* [Written problem] Copy nothing but the text: reproduce each line of the listing exactly and leave the pictures out.

* [Entries shown]
[BEGIN]

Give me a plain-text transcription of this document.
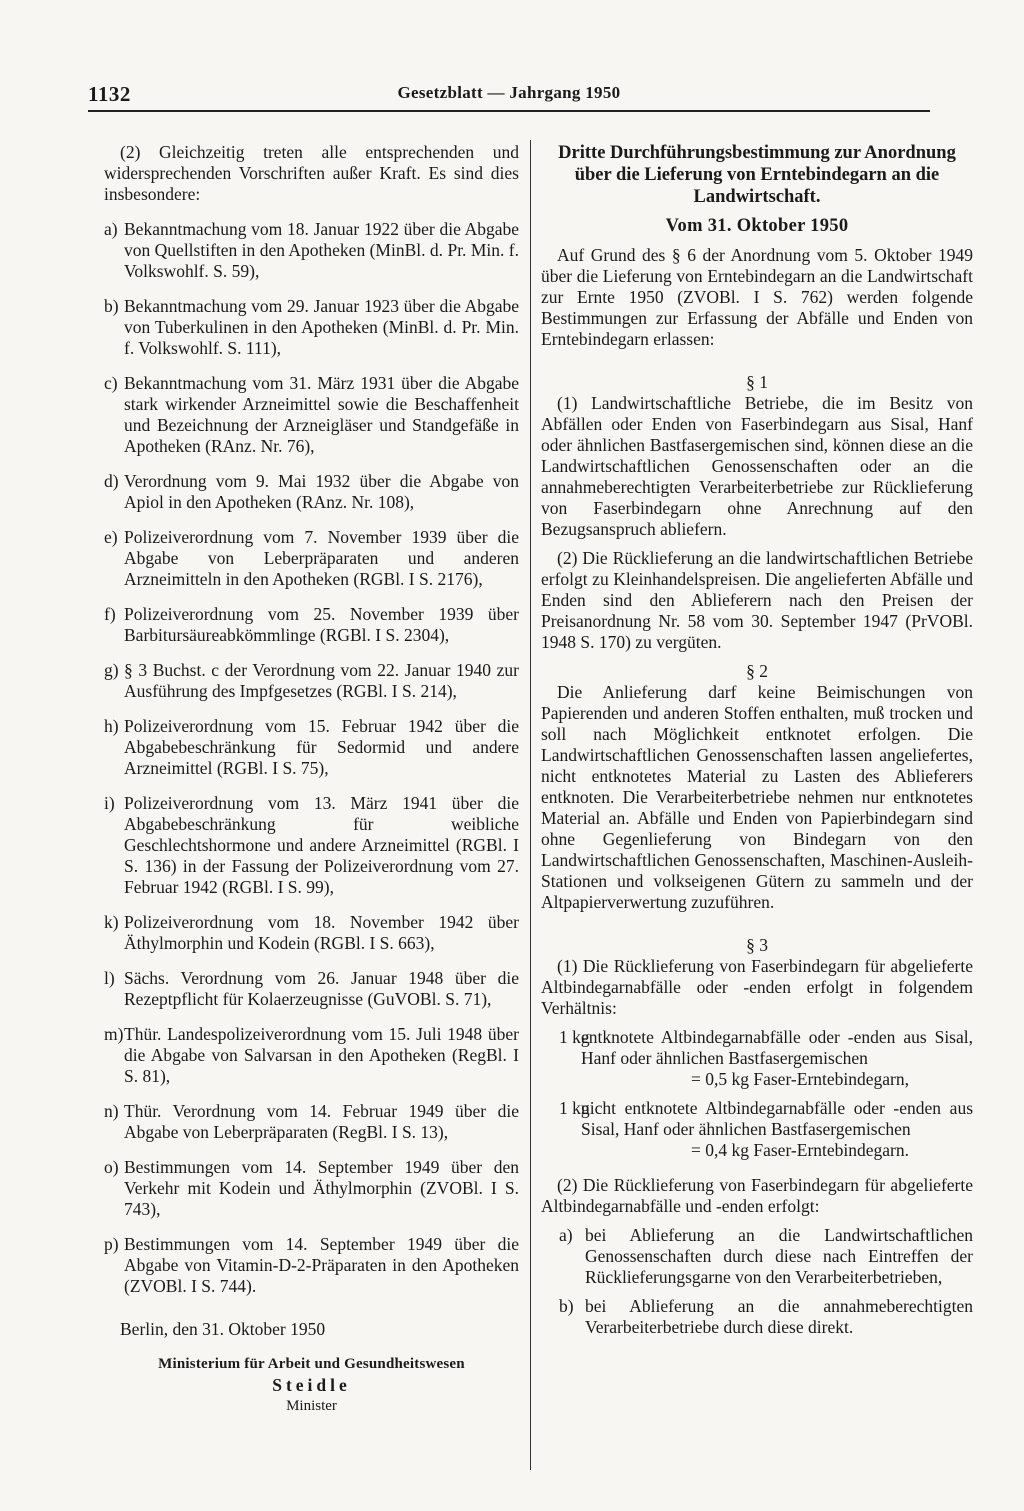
1132	Gesetzblatt — Jahrgang 1950

(2) Gleichzeitig treten alle entsprechenden und widersprechenden Vorschriften außer Kraft. Es sind dies insbesondere:

a) Bekanntmachung vom 18. Januar 1922 über die Abgabe von Quellstiften in den Apotheken (MinBl. d. Pr. Min. f. Volkswohlf. S. 59),

b) Bekanntmachung vom 29. Januar 1923 über die Abgabe von Tuberkulinen in den Apotheken (MinBl. d. Pr. Min. f. Volkswohlf. S. 111),

c) Bekanntmachung vom 31. März 1931 über die Abgabe stark wirkender Arzneimittel sowie die Beschaffenheit und Bezeichnung der Arzneigläser und Standgefäße in Apotheken (RAnz. Nr. 76),

d) Verordnung vom 9. Mai 1932 über die Abgabe von Apiol in den Apotheken (RAnz. Nr. 108),

e) Polizeiverordnung vom 7. November 1939 über die Abgabe von Leberpräparaten und anderen Arzneimitteln in den Apotheken (RGBl. I S. 2176),

f) Polizeiverordnung vom 25. November 1939 über Barbitursäureabkömmlinge (RGBl. I S. 2304),

g) § 3 Buchst. c der Verordnung vom 22. Januar 1940 zur Ausführung des Impfgesetzes (RGBl. I S. 214),

h) Polizeiverordnung vom 15. Februar 1942 über die Abgabebeschränkung für Sedormid und andere Arzneimittel (RGBl. I S. 75),

i) Polizeiverordnung vom 13. März 1941 über die Abgabebeschränkung für weibliche Geschlechtshormone und andere Arzneimittel (RGBl. I S. 136) in der Fassung der Polizeiverordnung vom 27. Februar 1942 (RGBl. I S. 99),

k) Polizeiverordnung vom 18. November 1942 über Äthylmorphin und Kodein (RGBl. I S. 663),

l) Sächs. Verordnung vom 26. Januar 1948 über die Rezeptpflicht für Kolaerzeugnisse (GuVOBl. S. 71),

m) Thür. Landespolizeiverordnung vom 15. Juli 1948 über die Abgabe von Salvarsan in den Apotheken (RegBl. I S. 81),

n) Thür. Verordnung vom 14. Februar 1949 über die Abgabe von Leberpräparaten (RegBl. I S. 13),

o) Bestimmungen vom 14. September 1949 über den Verkehr mit Kodein und Äthylmorphin (ZVOBl. I S. 743),

p) Bestimmungen vom 14. September 1949 über die Abgabe von Vitamin-D-2-Präparaten in den Apotheken (ZVOBl. I S. 744).

Berlin, den 31. Oktober 1950

Ministerium für Arbeit und Gesundheitswesen

Steidle

Minister

Dritte Durchführungsbestimmung zur Anordnung über die Lieferung von Erntebindegarn an die Landwirtschaft.

Vom 31. Oktober 1950

Auf Grund des § 6 der Anordnung vom 5. Oktober 1949 über die Lieferung von Erntebindegarn an die Landwirtschaft zur Ernte 1950 (ZVOBl. I S. 762) werden folgende Bestimmungen zur Erfassung der Abfälle und Enden von Erntebindegarn erlassen:

§ 1

(1) Landwirtschaftliche Betriebe, die im Besitz von Abfällen oder Enden von Faserbindegarn aus Sisal, Hanf oder ähnlichen Bastfasergemischen sind, können diese an die Landwirtschaftlichen Genossenschaften oder an die annahmeberechtigten Verarbeiterbetriebe zur Rücklieferung von Faserbindegarn ohne Anrechnung auf den Bezugsanspruch abliefern.

(2) Die Rücklieferung an die landwirtschaftlichen Betriebe erfolgt zu Kleinhandelspreisen. Die angelieferten Abfälle und Enden sind den Ablieferern nach den Preisen der Preisanordnung Nr. 58 vom 30. September 1947 (PrVOBl. 1948 S. 170) zu vergüten.

§ 2

Die Anlieferung darf keine Beimischungen von Papierenden und anderen Stoffen enthalten, muß trocken und soll nach Möglichkeit entknotet erfolgen. Die Landwirtschaftlichen Genossenschaften lassen angeliefertes, nicht entknotetes Material zu Lasten des Ablieferers entknoten. Die Verarbeiterbetriebe nehmen nur entknotetes Material an. Abfälle und Enden von Papierbindegarn sind ohne Gegenlieferung von Bindegarn von den Landwirtschaftlichen Genossenschaften, Maschinen-Ausleih-Stationen und volkseigenen Gütern zu sammeln und der Altpapierverwertung zuzuführen.

§ 3

(1) Die Rücklieferung von Faserbindegarn für abgelieferte Altbindegarnabfälle oder -enden erfolgt in folgendem Verhältnis:

1 kg

entknotete Altbindegarnabfälle oder -enden aus Sisal, Hanf oder ähnlichen Bastfasergemischen

= 0,5 kg Faser-Erntebindegarn,

1 kg

nicht entknotete Altbindegarnabfälle oder -enden aus Sisal, Hanf oder ähnlichen Bastfasergemischen

= 0,4 kg Faser-Erntebindegarn.

(2) Die Rücklieferung von Faserbindegarn für abgelieferte Altbindegarnabfälle und -enden erfolgt:

a) bei Ablieferung an die Landwirtschaftlichen Genossenschaften durch diese nach Eintreffen der Rücklieferungsgarne von den Verarbeiterbetrieben,

b) bei Ablieferung an die annahmeberechtigten Verarbeiterbetriebe durch diese direkt.
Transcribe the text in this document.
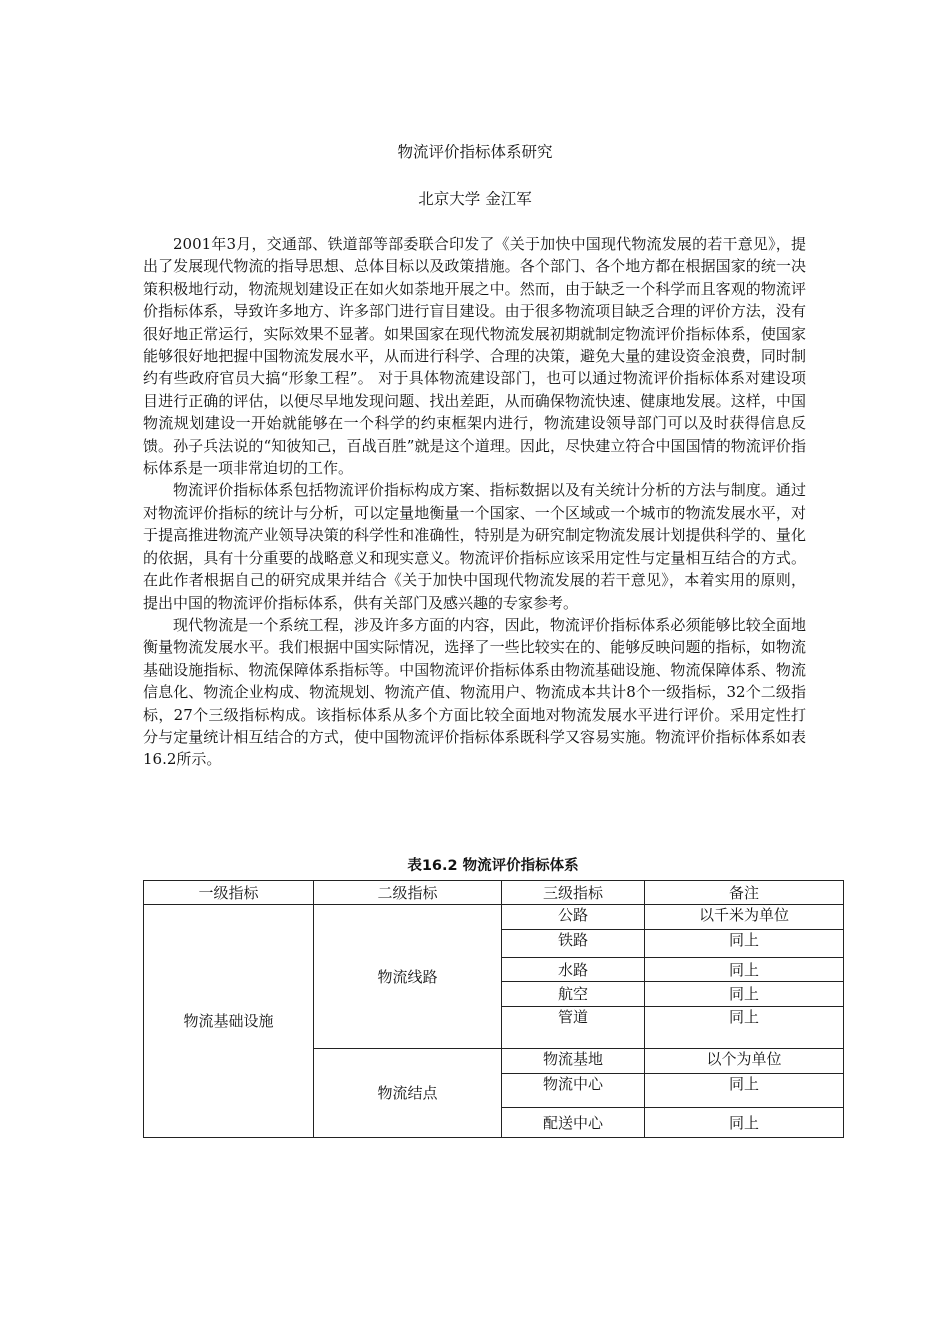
物流评价指标体系研究
北京大学 金江军

2001年3月，交通部、铁道部等部委联合印发了《关于加快中国现代物流发展的若干意见》，提出了发展现代物流的指导思想、总体目标以及政策措施。各个部门、各个地方都在根据国家的统一决策积极地行动，物流规划建设正在如火如荼地开展之中。然而，由于缺乏一个科学而且客观的物流评价指标体系，导致许多地方、许多部门进行盲目建设。由于很多物流项目缺乏合理的评价方法，没有很好地正常运行，实际效果不显著。如果国家在现代物流发展初期就制定物流评价指标体系，使国家能够很好地把握中国物流发展水平，从而进行科学、合理的决策，避免大量的建设资金浪费，同时制约有些政府官员大搞“形象工程”。 对于具体物流建设部门，也可以通过物流评价指标体系对建设项目进行正确的评估，以便尽早地发现问题、找出差距，从而确保物流快速、健康地发展。这样，中国物流规划建设一开始就能够在一个科学的约束框架内进行，物流建设领导部门可以及时获得信息反馈。孙子兵法说的“知彼知己，百战百胜”就是这个道理。因此，尽快建立符合中国国情的物流评价指标体系是一项非常迫切的工作。

物流评价指标体系包括物流评价指标构成方案、指标数据以及有关统计分析的方法与制度。通过对物流评价指标的统计与分析，可以定量地衡量一个国家、一个区域或一个城市的物流发展水平，对于提高推进物流产业领导决策的科学性和准确性，特别是为研究制定物流发展计划提供科学的、量化的依据，具有十分重要的战略意义和现实意义。物流评价指标应该采用定性与定量相互结合的方式。在此作者根据自己的研究成果并结合《关于加快中国现代物流发展的若干意见》，本着实用的原则，提出中国的物流评价指标体系，供有关部门及感兴趣的专家参考。

现代物流是一个系统工程，涉及许多方面的内容，因此，物流评价指标体系必须能够比较全面地衡量物流发展水平。我们根据中国实际情况，选择了一些比较实在的、能够反映问题的指标，如物流基础设施指标、物流保障体系指标等。中国物流评价指标体系由物流基础设施、物流保障体系、物流信息化、物流企业构成、物流规划、物流产值、物流用户、物流成本共计8个一级指标，32个二级指标，27个三级指标构成。该指标体系从多个方面比较全面地对物流发展水平进行评价。采用定性打分与定量统计相互结合的方式，使中国物流评价指标体系既科学又容易实施。物流评价指标体系如表16.2所示。

表16.2 物流评价指标体系
一级指标	二级指标	三级指标	备注
物流基础设施	物流线路	公路	以千米为单位
		铁路	同上
		水路	同上
		航空	同上
		管道	同上
	物流结点	物流基地	以个为单位
		物流中心	同上
		配送中心	同上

[END]

* [Answer to this problem]
Give me a plain-text transcription of this document.
1132	Gesetzblatt — Jahrgang 1950

(2) Gleichzeitig treten alle entsprechenden und widersprechenden Vorschriften außer Kraft. Es sind dies insbesondere:

a) Bekanntmachung vom 18. Januar 1922 über die Abgabe von Quellstiften in den Apotheken (MinBl. d. Pr. Min. f. Volkswohlf. S. 59),

b) Bekanntmachung vom 29. Januar 1923 über die Abgabe von Tuberkulinen in den Apotheken (MinBl. d. Pr. Min. f. Volkswohlf. S. 111),

c) Bekanntmachung vom 31. März 1931 über die Abgabe stark wirkender Arzneimittel sowie die Beschaffenheit und Bezeichnung der Arzneigläser und Standgefäße in Apotheken (RAnz. Nr. 76),

d) Verordnung vom 9. Mai 1932 über die Abgabe von Apiol in den Apotheken (RAnz. Nr. 108),

e) Polizeiverordnung vom 7. November 1939 über die Abgabe von Leberpräparaten und anderen Arzneimitteln in den Apotheken (RGBl. I S. 2176),

f) Polizeiverordnung vom 25. November 1939 über Barbitursäureabkömmlinge (RGBl. I S. 2304),

g) § 3 Buchst. c der Verordnung vom 22. Januar 1940 zur Ausführung des Impfgesetzes (RGBl. I S. 214),

h) Polizeiverordnung vom 15. Februar 1942 über die Abgabebeschränkung für Sedormid und andere Arzneimittel (RGBl. I S. 75),

i) Polizeiverordnung vom 13. März 1941 über die Abgabebeschränkung für weibliche Geschlechtshormone und andere Arzneimittel (RGBl. I S. 136) in der Fassung der Polizeiverordnung vom 27. Februar 1942 (RGBl. I S. 99),

k) Polizeiverordnung vom 18. November 1942 über Äthylmorphin und Kodein (RGBl. I S. 663),

l) Sächs. Verordnung vom 26. Januar 1948 über die Rezeptpflicht für Kolaerzeugnisse (GuVOBl. S. 71),

m) Thür. Landespolizeiverordnung vom 15. Juli 1948 über die Abgabe von Salvarsan in den Apotheken (RegBl. I S. 81),

n) Thür. Verordnung vom 14. Februar 1949 über die Abgabe von Leberpräparaten (RegBl. I S. 13),

o) Bestimmungen vom 14. September 1949 über den Verkehr mit Kodein und Äthylmorphin (ZVOBl. I S. 743),

p) Bestimmungen vom 14. September 1949 über die Abgabe von Vitamin-D-2-Präparaten in den Apotheken (ZVOBl. I S. 744).

Berlin, den 31. Oktober 1950

Ministerium für Arbeit und Gesundheitswesen

Steidle

Minister

Dritte Durchführungsbestimmung zur Anordnung über die Lieferung von Erntebindegarn an die Landwirtschaft.

Vom 31. Oktober 1950

Auf Grund des § 6 der Anordnung vom 5. Oktober 1949 über die Lieferung von Erntebindegarn an die Landwirtschaft zur Ernte 1950 (ZVOBl. I S. 762) werden folgende Bestimmungen zur Erfassung der Abfälle und Enden von Erntebindegarn erlassen:

§ 1

(1) Landwirtschaftliche Betriebe, die im Besitz von Abfällen oder Enden von Faserbindegarn aus Sisal, Hanf oder ähnlichen Bastfasergemischen sind, können diese an die Landwirtschaftlichen Genossenschaften oder an die annahmeberechtigten Verarbeiterbetriebe zur Rücklieferung von Faserbindegarn ohne Anrechnung auf den Bezugsanspruch abliefern.

(2) Die Rücklieferung an die landwirtschaftlichen Betriebe erfolgt zu Kleinhandelspreisen. Die angelieferten Abfälle und Enden sind den Ablieferern nach den Preisen der Preisanordnung Nr. 58 vom 30. September 1947 (PrVOBl. 1948 S. 170) zu vergüten.

§ 2

Die Anlieferung darf keine Beimischungen von Papierenden und anderen Stoffen enthalten, muß trocken und soll nach Möglichkeit entknotet erfolgen. Die Landwirtschaftlichen Genossenschaften lassen angeliefertes, nicht entknotetes Material zu Lasten des Ablieferers entknoten. Die Verarbeiterbetriebe nehmen nur entknotetes Material an. Abfälle und Enden von Papierbindegarn sind ohne Gegenlieferung von Bindegarn von den Landwirtschaftlichen Genossenschaften, Maschinen-Ausleih-Stationen und volkseigenen Gütern zu sammeln und der Altpapierverwertung zuzuführen.

§ 3

(1) Die Rücklieferung von Faserbindegarn für abgelieferte Altbindegarnabfälle oder -enden erfolgt in folgendem Verhältnis:

1 kg

entknotete Altbindegarnabfälle oder -enden aus Sisal, Hanf oder ähnlichen Bastfasergemischen

= 0,5 kg Faser-Erntebindegarn,

1 kg

nicht entknotete Altbindegarnabfälle oder -enden aus Sisal, Hanf oder ähnlichen Bastfasergemischen

= 0,4 kg Faser-Erntebindegarn.

(2) Die Rücklieferung von Faserbindegarn für abgelieferte Altbindegarnabfälle und -enden erfolgt:

a) bei Ablieferung an die Landwirtschaftlichen Genossenschaften durch diese nach Eintreffen der Rücklieferungsgarne von den Verarbeiterbetrieben,

b) bei Ablieferung an die annahmeberechtigten Verarbeiterbetriebe durch diese direkt.
Transcribe the text in this document.
物流评价指标体系研究
北京大学 金江军

2001年3月，交通部、铁道部等部委联合印发了《关于加快中国现代物流发展的若干意见》，提出了发展现代物流的指导思想、总体目标以及政策措施。各个部门、各个地方都在根据国家的统一决策积极地行动，物流规划建设正在如火如荼地开展之中。然而，由于缺乏一个科学而且客观的物流评价指标体系，导致许多地方、许多部门进行盲目建设。由于很多物流项目缺乏合理的评价方法，没有很好地正常运行，实际效果不显著。如果国家在现代物流发展初期就制定物流评价指标体系，使国家能够很好地把握中国物流发展水平，从而进行科学、合理的决策，避免大量的建设资金浪费，同时制约有些政府官员大搞“形象工程”。 对于具体物流建设部门，也可以通过物流评价指标体系对建设项目进行正确的评估，以便尽早地发现问题、找出差距，从而确保物流快速、健康地发展。这样，中国物流规划建设一开始就能够在一个科学的约束框架内进行，物流建设领导部门可以及时获得信息反馈。孙子兵法说的“知彼知己，百战百胜”就是这个道理。因此，尽快建立符合中国国情的物流评价指标体系是一项非常迫切的工作。

物流评价指标体系包括物流评价指标构成方案、指标数据以及有关统计分析的方法与制度。通过对物流评价指标的统计与分析，可以定量地衡量一个国家、一个区域或一个城市的物流发展水平，对于提高推进物流产业领导决策的科学性和准确性，特别是为研究制定物流发展计划提供科学的、量化的依据，具有十分重要的战略意义和现实意义。物流评价指标应该采用定性与定量相互结合的方式。在此作者根据自己的研究成果并结合《关于加快中国现代物流发展的若干意见》，本着实用的原则，提出中国的物流评价指标体系，供有关部门及感兴趣的专家参考。

现代物流是一个系统工程，涉及许多方面的内容，因此，物流评价指标体系必须能够比较全面地衡量物流发展水平。我们根据中国实际情况，选择了一些比较实在的、能够反映问题的指标，如物流基础设施指标、物流保障体系指标等。中国物流评价指标体系由物流基础设施、物流保障体系、物流信息化、物流企业构成、物流规划、物流产值、物流用户、物流成本共计8个一级指标，32个二级指标，27个三级指标构成。该指标体系从多个方面比较全面地对物流发展水平进行评价。采用定性打分与定量统计相互结合的方式，使中国物流评价指标体系既科学又容易实施。物流评价指标体系如表16.2所示。

表16.2 物流评价指标体系
一级指标	二级指标	三级指标	备注
物流基础设施	物流线路	公路	以千米为单位
		铁路	同上
		水路	同上
		航空	同上
		管道	同上
	物流结点	物流基地	以个为单位
		物流中心	同上
		配送中心	同上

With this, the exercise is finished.